# [TASK TO COMPLETE]
Look through the data below. Show each line where the string "alors" occurs.

* Begin RECORDS FOR THE TASK *

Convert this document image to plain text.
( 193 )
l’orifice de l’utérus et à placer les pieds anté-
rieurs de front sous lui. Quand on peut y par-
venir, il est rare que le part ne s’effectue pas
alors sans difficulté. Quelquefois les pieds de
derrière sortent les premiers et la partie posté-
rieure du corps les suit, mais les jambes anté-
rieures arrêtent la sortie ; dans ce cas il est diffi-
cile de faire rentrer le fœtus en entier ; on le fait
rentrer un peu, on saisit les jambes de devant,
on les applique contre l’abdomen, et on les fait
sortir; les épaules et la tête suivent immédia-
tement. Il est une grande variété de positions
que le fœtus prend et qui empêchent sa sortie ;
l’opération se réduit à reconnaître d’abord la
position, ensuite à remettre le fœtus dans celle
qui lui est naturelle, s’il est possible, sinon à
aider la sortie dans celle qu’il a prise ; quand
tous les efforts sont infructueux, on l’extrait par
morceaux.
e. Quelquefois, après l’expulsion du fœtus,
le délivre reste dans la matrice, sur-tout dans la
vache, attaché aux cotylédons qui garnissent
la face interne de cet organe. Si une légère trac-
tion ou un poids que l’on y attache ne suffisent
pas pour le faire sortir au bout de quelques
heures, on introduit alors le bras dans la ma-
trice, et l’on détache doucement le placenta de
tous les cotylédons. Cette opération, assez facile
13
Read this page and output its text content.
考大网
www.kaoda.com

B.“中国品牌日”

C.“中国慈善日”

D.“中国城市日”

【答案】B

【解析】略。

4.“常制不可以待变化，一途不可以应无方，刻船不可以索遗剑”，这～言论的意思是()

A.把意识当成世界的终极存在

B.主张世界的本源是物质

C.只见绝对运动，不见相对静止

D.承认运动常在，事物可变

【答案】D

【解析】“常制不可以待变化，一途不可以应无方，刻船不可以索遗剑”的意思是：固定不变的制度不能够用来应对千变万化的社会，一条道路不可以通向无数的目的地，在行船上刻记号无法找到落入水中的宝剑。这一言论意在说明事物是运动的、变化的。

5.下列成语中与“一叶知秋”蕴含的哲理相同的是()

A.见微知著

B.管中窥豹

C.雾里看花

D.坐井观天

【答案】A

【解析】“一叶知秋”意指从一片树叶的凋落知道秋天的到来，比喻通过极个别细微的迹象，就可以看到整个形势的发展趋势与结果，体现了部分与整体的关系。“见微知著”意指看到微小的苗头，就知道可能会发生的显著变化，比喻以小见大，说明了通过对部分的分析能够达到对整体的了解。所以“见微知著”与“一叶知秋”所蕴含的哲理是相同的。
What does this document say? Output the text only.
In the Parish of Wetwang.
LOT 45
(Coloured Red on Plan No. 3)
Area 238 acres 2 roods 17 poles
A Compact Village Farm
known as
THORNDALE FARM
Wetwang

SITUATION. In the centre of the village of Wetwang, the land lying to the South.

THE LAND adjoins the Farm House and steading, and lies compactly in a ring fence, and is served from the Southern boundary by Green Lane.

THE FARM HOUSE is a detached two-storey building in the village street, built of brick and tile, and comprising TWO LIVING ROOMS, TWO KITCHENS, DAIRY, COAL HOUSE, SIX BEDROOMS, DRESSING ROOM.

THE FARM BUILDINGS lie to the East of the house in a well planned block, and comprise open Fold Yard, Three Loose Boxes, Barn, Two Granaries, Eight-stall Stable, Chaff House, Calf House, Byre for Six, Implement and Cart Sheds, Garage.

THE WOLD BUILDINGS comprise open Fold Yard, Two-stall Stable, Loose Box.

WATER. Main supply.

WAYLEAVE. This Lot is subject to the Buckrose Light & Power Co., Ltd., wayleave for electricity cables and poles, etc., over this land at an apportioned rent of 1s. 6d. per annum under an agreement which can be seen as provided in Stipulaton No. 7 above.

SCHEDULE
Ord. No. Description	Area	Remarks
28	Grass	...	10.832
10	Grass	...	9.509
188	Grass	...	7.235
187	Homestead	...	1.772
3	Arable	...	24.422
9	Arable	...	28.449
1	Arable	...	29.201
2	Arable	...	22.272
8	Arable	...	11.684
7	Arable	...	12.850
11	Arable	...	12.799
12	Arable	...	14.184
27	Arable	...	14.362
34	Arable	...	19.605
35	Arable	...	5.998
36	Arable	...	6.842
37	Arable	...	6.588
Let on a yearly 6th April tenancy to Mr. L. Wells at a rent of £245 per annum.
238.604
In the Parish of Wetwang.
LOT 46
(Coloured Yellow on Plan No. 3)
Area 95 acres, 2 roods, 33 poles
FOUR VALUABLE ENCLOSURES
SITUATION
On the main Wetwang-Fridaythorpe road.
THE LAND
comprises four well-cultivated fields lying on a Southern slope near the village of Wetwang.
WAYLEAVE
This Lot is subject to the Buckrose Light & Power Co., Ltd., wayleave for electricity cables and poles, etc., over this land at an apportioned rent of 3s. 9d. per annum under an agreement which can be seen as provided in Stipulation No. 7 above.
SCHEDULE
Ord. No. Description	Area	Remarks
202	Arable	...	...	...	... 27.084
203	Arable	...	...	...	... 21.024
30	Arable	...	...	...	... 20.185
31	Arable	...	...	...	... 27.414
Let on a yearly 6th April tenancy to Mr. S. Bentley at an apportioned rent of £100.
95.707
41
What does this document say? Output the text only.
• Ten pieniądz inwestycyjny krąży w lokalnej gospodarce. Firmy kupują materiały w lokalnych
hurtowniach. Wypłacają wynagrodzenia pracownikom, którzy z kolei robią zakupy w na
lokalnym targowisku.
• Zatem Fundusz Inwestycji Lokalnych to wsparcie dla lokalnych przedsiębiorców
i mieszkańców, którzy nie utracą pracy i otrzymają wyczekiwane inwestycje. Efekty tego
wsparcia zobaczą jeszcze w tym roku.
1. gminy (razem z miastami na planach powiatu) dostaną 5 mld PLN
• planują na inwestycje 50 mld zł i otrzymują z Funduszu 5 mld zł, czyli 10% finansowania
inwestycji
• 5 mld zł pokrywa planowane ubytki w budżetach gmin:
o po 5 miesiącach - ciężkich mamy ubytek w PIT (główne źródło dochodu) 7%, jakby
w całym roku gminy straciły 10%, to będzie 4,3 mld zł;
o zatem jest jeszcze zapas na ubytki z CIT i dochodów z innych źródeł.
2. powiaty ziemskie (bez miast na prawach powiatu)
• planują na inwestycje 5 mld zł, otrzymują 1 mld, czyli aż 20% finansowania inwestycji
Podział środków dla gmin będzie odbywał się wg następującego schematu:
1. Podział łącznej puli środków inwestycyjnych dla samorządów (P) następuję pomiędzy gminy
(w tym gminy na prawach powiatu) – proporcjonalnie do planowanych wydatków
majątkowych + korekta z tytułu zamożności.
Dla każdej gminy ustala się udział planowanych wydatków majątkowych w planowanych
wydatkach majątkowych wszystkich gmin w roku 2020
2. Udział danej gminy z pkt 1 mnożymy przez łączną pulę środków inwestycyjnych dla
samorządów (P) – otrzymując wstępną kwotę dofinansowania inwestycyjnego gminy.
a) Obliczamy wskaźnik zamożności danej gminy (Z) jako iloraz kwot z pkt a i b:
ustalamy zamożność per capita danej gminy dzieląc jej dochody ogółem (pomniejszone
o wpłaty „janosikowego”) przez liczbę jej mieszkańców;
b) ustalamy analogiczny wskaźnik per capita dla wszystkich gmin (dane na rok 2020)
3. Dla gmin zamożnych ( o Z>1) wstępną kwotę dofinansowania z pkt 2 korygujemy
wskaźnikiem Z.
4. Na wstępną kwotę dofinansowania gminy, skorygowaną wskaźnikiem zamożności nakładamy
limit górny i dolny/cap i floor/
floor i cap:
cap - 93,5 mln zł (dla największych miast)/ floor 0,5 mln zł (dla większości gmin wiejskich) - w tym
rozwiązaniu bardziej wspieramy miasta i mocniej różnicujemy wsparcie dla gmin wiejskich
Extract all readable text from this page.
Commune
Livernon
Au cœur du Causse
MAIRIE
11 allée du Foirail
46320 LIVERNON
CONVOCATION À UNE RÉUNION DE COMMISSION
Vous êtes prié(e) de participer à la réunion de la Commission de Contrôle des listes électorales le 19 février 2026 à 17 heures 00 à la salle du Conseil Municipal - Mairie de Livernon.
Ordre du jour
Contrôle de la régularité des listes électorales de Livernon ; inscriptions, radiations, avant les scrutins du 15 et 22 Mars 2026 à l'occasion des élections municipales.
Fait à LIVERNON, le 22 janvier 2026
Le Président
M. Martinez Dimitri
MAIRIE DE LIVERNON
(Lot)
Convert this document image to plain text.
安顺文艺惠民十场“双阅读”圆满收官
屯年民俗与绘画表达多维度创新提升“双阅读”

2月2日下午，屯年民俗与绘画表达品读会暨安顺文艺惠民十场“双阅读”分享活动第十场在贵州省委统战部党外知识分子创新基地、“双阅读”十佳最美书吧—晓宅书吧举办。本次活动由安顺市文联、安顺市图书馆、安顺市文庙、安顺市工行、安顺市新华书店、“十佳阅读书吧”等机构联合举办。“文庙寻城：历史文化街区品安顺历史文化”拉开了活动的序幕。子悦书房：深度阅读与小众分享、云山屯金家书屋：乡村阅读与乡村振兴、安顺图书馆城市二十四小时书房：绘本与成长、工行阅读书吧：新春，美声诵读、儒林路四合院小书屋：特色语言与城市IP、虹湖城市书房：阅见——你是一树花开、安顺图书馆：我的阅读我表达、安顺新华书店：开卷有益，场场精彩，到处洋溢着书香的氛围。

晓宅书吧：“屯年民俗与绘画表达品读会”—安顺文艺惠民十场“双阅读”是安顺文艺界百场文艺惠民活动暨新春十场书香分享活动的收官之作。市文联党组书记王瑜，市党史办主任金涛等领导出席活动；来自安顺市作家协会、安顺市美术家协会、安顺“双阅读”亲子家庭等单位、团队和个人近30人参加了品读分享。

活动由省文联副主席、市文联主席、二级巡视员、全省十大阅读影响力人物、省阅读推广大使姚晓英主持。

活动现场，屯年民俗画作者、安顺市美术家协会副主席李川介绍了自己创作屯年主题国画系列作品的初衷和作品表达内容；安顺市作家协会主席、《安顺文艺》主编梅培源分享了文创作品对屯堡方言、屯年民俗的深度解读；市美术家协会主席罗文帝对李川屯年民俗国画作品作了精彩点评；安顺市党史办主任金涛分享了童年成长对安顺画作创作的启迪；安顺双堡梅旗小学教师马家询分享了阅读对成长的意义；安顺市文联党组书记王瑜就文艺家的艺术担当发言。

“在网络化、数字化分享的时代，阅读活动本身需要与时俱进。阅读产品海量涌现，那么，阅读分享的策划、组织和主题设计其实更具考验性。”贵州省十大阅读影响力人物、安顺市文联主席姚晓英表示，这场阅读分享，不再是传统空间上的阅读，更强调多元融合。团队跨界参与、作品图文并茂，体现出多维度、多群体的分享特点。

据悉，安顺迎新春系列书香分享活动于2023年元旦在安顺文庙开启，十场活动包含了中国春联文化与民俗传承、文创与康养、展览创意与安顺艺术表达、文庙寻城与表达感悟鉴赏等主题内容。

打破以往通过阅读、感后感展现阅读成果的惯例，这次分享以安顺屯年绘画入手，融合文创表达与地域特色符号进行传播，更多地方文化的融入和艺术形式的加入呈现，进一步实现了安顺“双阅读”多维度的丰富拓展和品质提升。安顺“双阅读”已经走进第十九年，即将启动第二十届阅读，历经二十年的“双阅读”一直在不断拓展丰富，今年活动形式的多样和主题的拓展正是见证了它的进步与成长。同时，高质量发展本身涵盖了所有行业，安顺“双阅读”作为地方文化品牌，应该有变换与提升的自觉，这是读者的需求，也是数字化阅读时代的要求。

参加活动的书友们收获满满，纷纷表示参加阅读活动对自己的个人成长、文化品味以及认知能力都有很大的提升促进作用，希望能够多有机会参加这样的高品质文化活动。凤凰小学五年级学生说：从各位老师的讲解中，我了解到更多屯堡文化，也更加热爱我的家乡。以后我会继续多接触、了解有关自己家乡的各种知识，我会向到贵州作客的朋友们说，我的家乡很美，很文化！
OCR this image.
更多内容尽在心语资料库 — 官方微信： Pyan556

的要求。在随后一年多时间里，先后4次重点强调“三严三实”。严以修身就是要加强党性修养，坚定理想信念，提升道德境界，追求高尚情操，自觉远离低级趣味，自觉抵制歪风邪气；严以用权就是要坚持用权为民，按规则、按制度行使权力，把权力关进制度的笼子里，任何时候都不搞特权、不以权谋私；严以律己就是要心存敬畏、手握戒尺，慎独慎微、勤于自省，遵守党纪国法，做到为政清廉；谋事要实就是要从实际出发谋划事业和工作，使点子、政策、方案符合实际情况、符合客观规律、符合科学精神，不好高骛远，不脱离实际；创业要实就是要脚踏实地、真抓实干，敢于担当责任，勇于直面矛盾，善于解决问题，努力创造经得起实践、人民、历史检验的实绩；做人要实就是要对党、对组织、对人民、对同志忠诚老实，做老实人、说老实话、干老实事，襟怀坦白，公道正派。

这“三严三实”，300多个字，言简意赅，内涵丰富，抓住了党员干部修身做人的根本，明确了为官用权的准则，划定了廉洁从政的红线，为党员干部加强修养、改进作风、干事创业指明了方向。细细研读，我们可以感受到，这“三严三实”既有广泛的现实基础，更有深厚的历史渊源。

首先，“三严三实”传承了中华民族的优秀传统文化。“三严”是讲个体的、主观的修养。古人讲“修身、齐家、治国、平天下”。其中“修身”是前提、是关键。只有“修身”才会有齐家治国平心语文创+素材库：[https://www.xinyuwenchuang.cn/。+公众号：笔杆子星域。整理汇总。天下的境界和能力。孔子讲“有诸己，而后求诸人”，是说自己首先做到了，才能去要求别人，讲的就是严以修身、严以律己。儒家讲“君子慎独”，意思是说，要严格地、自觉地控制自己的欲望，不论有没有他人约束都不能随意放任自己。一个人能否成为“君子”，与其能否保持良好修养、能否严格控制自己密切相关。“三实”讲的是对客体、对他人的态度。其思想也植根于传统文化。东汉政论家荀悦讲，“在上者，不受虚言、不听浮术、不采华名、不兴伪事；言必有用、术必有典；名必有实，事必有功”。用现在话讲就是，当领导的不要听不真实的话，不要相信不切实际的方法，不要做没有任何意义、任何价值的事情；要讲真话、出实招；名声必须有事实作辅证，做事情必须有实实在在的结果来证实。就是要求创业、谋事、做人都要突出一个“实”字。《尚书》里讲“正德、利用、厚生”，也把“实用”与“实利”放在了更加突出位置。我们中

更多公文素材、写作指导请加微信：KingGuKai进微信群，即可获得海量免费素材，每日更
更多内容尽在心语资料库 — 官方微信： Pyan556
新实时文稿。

* End RECORDS FOR THE TASK *

# [TASK ANSWER]
alors sans difficulté. Quelquefois les pieds de
heures, on introduit alors le bras dans la ma-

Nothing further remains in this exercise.